Review of the Literature
Cooper (1982) defines a lecture as "a carefully prepared oral and formal presentation by a qualified speaker" (p. 39). Although the traditional lecture method has been used in the instruction of large groups for many years, it continues to be a valuable teaching technique. For certain content, such as disseminating factual material, and for certain learners, it may be the method of choice. The success of the lecture method is in large part due to the lecturer functioning as a role model in establishing positive attitudes towards the learning content. In the lecture it is possible to gain the student's attention, clearly present the instructional objectives, and to summarize the content in such a way that students are assisted in retention and transference of the material. One of the major disadvantages of the lecture method is its lack of control over ensuring that all students are attending to and learning the material being presented. In order that the content does not go "from the notebook of the teacher to the notebook of the student, without going through the minds of either," it is necessary to provide opportunities for questions and discussion within the lecture presentation (Cooper, 1982).
Computer-managed instruction is an instructional strategy whereby students are directed to a variety of learning resources in order to achieve the prescribed behavioral objectives. Student progress can be monitored, learning needs diagnosed, and additional learning materials can be recommended. CMI stores test items and randomly generates unique but equivalent test forms for each student. This requires the establishment of mastery levels for student achievement. In most CMI systems, mastery is defined as "a test score/number of correct responses exceeding some predefined value" (Leiblum, 1982, p. 128).
Ryba and Chapman (1983) describe the advantages of computers in terms of self-pacing, immediate feedback, and small steps. Other technological advantages discussed in the literature are cost benefits (decreased instructor-student time, decreased student time spent learning the material), and development of independence and creativity. Comparison of the lecture format versus the CMI in terms of applicability to the learning process is limited in the literature. Gallacher (1970), in a study of instructional treatment and learner characteristics in a CMI course, found that the most successful students enjoyed the active learning that CMI allows, were not particularly anxious, and had positive feelings toward the CMI method.
Lawler (1971), in a comparison of CMI and the traditional lecture method, reported that students in the CMI group achieved higher grades on a final examination than students in the lecture group. Dixon and Judd (1977), in a similar comparative study, found no significant difference between groups in the posttest or retention test measures and attitude. However, the authors indicate that their results "support the contention that for some student populations and some topics CMI can be as effective as an experienced instructor . . ." (p. 25). The results for both lecture and CMI depend on the quality of the instruction.
The majority of the research studies have described another mode of computer instruction, that of computerassisted instruction, and have been done in areas other than nursing. Ryba and Chapman (1983) identify another gap in the computer instruction research as being the investigation of how the cognitive and affective nature of computer-learner interaction may exert a significant influence on the ways students learn and the manner in which they perceive their own abilities.
The success of any teaching strategy would appear to depend on the particular learning objective to be achieved. For example, Newstrom (1980) found that programmed instruction was the most effective method for achieving knowledge retention; the case study method was the most effective for developing problem-solving skills. Another consideration in evaluating computer instruction versus lecture involves the examination of learning principles. Olivas and Newstrom (1981) maintain that the computer is most beneficial for facilitating learning through active participation and in providing the opportunity to practice what is being learned.

# Using the information
#1 According to the literature review, why is it necessary to provide opportunities for questions and discussion within a lecture?
#2 Quote the literature review word for word, starting with "The majority of" and going on through "their own abilities.".

# Data
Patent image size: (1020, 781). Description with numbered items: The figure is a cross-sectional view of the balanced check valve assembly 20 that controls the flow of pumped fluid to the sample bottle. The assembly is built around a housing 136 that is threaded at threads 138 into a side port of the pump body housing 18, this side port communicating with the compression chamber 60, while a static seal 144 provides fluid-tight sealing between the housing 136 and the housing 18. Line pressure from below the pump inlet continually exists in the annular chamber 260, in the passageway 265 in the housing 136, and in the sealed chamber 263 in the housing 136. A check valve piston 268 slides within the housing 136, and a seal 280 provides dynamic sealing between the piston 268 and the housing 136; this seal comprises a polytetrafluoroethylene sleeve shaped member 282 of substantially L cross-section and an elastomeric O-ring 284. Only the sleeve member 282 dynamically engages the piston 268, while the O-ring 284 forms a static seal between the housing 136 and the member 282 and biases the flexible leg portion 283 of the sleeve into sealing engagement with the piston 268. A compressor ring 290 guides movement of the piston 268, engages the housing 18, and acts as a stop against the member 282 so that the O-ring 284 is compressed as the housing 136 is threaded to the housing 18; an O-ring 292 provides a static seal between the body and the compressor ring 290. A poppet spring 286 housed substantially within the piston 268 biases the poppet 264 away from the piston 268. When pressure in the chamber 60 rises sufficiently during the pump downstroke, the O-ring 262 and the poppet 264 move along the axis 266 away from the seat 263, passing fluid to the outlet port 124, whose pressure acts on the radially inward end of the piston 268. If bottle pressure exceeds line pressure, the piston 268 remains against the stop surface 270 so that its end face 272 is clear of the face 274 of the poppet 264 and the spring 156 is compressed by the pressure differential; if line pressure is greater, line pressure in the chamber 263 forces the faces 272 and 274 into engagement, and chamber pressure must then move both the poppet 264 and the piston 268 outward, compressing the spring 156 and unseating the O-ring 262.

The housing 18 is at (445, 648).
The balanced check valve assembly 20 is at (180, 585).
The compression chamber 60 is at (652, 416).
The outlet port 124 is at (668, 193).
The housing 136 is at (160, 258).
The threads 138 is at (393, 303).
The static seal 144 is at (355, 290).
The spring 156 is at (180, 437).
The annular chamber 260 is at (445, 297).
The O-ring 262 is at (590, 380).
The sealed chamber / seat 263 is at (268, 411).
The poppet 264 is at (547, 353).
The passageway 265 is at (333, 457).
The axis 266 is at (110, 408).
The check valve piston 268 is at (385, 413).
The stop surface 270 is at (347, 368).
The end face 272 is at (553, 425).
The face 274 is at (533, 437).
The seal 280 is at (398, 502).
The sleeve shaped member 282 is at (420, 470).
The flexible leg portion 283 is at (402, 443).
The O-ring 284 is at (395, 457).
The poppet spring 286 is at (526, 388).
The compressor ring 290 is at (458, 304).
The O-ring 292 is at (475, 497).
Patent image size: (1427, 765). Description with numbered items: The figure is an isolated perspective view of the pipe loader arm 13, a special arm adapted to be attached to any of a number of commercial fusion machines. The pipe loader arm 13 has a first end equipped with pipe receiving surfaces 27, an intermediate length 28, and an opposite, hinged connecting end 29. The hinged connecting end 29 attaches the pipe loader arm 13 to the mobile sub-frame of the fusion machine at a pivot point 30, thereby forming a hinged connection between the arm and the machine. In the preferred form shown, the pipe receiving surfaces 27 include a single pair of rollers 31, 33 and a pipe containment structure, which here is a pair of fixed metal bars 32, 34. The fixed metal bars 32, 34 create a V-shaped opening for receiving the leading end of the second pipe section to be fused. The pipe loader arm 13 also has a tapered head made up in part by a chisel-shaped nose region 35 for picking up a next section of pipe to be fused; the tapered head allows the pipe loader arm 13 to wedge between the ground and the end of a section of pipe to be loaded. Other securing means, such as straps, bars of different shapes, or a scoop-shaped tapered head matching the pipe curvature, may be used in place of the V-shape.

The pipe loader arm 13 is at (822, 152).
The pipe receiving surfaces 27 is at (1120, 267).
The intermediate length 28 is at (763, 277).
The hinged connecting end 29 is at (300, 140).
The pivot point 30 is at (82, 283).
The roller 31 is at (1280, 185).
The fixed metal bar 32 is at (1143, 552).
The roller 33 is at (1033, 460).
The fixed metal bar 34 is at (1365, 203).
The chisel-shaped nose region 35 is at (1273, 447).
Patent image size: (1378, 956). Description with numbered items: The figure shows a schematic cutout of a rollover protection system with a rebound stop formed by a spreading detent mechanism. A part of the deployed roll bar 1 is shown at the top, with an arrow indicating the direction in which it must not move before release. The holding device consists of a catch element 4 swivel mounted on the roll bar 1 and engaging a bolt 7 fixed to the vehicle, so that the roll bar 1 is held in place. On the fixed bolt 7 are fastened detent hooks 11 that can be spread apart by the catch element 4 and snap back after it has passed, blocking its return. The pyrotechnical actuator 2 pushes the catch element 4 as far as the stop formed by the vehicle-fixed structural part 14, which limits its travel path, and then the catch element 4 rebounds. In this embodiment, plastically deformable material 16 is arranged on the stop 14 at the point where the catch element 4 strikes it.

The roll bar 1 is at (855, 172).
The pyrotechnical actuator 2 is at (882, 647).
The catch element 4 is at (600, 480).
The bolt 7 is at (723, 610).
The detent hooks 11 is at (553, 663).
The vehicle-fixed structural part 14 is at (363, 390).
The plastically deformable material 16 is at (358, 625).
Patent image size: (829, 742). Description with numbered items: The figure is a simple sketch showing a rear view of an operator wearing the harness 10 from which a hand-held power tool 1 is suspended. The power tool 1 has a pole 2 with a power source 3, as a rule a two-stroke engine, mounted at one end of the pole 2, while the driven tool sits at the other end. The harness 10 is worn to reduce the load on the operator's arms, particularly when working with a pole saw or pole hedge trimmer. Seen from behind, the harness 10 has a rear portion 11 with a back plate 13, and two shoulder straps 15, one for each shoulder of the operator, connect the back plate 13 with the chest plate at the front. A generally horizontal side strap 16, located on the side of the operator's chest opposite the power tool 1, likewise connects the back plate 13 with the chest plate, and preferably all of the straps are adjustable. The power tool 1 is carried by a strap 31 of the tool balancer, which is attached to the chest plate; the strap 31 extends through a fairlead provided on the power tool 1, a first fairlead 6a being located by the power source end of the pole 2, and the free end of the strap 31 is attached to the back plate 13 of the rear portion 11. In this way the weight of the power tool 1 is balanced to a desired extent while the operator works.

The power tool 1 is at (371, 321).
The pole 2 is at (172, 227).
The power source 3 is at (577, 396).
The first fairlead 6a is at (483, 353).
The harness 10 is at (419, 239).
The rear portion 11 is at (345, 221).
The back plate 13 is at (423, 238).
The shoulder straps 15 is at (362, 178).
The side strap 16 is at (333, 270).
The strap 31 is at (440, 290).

# Task-by-task outputs
#1 A major disadvantage of the lecture method is that it cannot ensure that all students are attending to and learning the material. Questions and discussion keep the content from going "from the notebook of the teacher to the notebook of the student, without going through the minds of either."

#2
The majority of the research studies have described another mode of computer instruction, that of computerassisted instruction, and have been done in areas other than nursing. Ryba and Chapman (1983) identify another gap in the computer instruction research as being the investigation of how the cognitive and affective nature of computer-learner interaction may exert a significant influence on the ways students learn and the manner in which they perceive their own abilities.